(Rows from a dataset)
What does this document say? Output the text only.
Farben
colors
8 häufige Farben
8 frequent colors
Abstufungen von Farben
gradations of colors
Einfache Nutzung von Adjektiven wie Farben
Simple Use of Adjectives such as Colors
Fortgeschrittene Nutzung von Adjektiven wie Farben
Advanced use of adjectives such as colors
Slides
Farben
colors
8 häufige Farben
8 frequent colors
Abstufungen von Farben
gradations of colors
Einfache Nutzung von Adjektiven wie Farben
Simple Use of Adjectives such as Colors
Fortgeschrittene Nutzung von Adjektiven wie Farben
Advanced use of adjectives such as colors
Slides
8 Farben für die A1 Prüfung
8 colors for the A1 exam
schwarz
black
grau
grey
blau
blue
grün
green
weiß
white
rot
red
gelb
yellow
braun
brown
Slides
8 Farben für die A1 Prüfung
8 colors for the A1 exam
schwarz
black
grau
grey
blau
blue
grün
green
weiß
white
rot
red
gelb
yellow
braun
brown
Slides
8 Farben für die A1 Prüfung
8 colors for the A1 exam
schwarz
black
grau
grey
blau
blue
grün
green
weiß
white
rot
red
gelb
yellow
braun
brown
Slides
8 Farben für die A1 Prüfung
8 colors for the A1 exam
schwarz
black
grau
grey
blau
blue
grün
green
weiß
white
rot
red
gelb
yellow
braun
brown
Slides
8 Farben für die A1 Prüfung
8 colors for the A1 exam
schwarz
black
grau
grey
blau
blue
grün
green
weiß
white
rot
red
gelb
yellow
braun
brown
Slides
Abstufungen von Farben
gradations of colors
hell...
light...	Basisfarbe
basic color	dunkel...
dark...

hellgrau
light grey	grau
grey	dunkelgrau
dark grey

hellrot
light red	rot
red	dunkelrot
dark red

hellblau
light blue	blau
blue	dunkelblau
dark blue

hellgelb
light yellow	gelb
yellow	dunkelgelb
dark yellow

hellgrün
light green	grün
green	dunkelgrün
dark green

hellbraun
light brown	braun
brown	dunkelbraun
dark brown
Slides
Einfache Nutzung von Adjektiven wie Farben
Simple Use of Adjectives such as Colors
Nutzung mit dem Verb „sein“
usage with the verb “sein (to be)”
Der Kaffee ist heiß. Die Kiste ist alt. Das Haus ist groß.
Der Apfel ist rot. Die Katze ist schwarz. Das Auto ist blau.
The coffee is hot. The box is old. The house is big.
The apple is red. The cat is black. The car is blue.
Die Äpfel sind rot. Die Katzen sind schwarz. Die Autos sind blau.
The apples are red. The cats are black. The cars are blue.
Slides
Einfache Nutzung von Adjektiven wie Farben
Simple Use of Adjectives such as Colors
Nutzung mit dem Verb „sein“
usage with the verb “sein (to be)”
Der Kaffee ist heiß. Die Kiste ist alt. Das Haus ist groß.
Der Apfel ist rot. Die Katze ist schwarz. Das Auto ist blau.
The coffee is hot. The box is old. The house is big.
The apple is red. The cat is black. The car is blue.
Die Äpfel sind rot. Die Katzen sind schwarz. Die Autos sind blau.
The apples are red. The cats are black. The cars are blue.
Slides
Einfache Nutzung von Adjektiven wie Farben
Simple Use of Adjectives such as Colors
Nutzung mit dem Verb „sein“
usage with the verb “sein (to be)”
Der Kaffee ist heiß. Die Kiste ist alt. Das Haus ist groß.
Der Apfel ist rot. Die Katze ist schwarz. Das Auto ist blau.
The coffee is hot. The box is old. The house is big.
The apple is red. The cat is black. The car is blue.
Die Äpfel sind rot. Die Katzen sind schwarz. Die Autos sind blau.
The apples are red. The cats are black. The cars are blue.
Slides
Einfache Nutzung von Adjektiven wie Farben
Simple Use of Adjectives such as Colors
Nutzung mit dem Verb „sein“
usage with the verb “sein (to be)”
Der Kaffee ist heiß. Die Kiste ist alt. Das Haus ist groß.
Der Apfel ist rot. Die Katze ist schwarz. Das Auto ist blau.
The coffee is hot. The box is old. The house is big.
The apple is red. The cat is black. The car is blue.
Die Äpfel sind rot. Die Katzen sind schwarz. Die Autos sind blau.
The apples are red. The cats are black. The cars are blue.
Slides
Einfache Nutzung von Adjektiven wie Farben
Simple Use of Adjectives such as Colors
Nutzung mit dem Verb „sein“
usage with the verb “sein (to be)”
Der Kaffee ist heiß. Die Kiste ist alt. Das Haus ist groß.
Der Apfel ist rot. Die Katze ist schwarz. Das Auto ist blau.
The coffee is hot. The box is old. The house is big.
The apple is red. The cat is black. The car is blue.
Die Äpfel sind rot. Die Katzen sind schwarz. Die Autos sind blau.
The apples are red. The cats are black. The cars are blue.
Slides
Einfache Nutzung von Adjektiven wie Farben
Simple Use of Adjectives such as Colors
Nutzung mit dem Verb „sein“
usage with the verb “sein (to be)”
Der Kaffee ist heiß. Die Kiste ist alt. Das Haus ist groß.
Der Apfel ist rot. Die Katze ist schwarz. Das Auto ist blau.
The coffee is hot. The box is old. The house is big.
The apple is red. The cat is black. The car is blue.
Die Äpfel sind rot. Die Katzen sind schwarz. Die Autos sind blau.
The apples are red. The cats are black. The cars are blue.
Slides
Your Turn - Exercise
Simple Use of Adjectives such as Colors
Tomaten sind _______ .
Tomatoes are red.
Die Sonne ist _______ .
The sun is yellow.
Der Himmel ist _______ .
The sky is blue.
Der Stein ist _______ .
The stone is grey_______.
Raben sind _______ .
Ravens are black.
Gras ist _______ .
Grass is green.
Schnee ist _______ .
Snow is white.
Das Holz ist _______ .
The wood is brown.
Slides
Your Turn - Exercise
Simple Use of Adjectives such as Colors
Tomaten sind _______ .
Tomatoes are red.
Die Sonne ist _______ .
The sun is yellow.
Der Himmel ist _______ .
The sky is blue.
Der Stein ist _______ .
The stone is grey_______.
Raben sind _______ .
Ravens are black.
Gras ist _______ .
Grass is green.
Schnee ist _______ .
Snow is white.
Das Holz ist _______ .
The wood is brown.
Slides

## Exercise requirements
Using the listing above, locate the lines that hold "light" and copy each one.

## Full solution
light...	Basisfarbe
light grey	grau
light red	rot
light blue	blau
light yellow	gelb
light green	grün
light brown	braun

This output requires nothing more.